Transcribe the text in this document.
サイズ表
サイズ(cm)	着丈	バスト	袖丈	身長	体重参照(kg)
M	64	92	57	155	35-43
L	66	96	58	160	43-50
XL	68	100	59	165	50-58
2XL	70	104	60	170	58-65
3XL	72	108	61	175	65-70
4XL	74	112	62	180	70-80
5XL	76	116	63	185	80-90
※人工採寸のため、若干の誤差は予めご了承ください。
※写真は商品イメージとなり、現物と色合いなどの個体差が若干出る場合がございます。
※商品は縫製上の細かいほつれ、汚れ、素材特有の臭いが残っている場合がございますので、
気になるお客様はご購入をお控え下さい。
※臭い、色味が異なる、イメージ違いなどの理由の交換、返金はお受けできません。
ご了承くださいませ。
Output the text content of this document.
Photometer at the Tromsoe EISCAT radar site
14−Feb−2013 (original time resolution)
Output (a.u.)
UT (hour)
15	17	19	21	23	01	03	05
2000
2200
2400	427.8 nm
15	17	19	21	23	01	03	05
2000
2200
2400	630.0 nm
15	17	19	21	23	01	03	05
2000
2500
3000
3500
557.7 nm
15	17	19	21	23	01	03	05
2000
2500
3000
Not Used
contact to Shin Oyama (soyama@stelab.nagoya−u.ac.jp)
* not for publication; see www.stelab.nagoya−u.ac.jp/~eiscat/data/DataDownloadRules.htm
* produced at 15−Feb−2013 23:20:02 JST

☆ ☆ ☆ ☆

→ STATED TASK
Look over the records above and copy each line that includes the string "nagoya".

→ ANSWER FOR THE TASK
contact to Shin Oyama (soyama@stelab.nagoya−u.ac.jp)
* not for publication; see www.stelab.nagoya−u.ac.jp/~eiscat/data/DataDownloadRules.htm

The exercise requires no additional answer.